───── Record extracts

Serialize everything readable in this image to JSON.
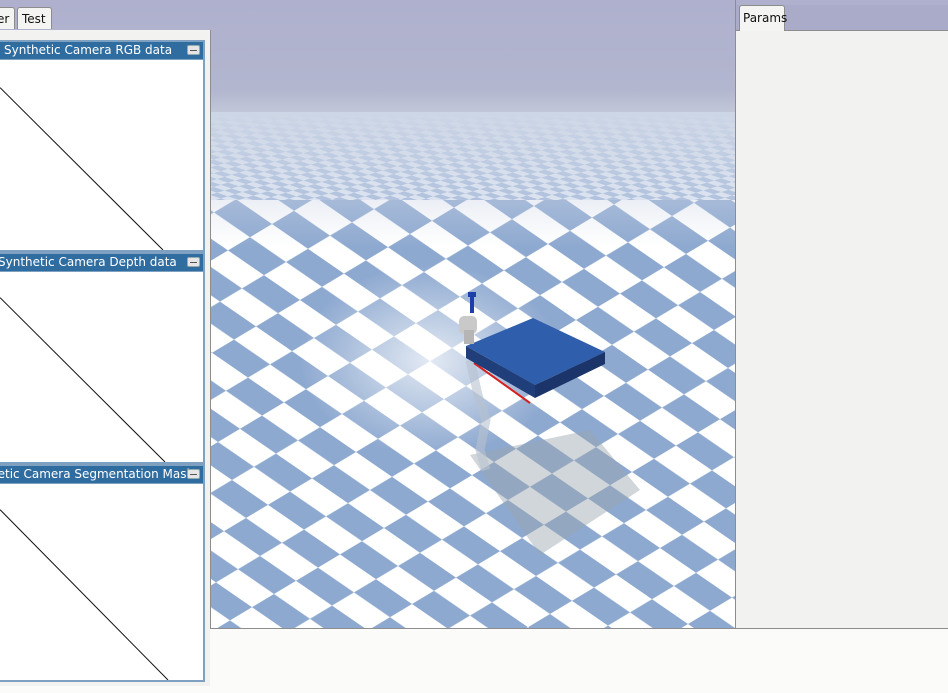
{
  "left_tabs": [
    {
      "label": "er"
    },
    {
      "label": "Test"
    }
  ],
  "camera_windows": {
    "rgb": {
      "title": "Synthetic Camera RGB data"
    },
    "depth": {
      "title": "Synthetic Camera Depth data"
    },
    "segmentation": {
      "title": "Synthetic Camera Segmentation Mask"
    }
  },
  "right_panel": {
    "tab_label": "Params"
  },
  "colors": {
    "sky": "#aeb0cd",
    "floor_blue": "#8faad0",
    "floor_white": "#ffffff",
    "cube": "#2a58a6",
    "titlebar": "#2f6da0"
  }
}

──────────

Exercise task —
Filter the records above for "Synthetic" and copy every matching line.

Correct output —
      "title": "Synthetic Camera RGB data"
      "title": "Synthetic Camera Depth data"
      "title": "Synthetic Camera Segmentation Mask"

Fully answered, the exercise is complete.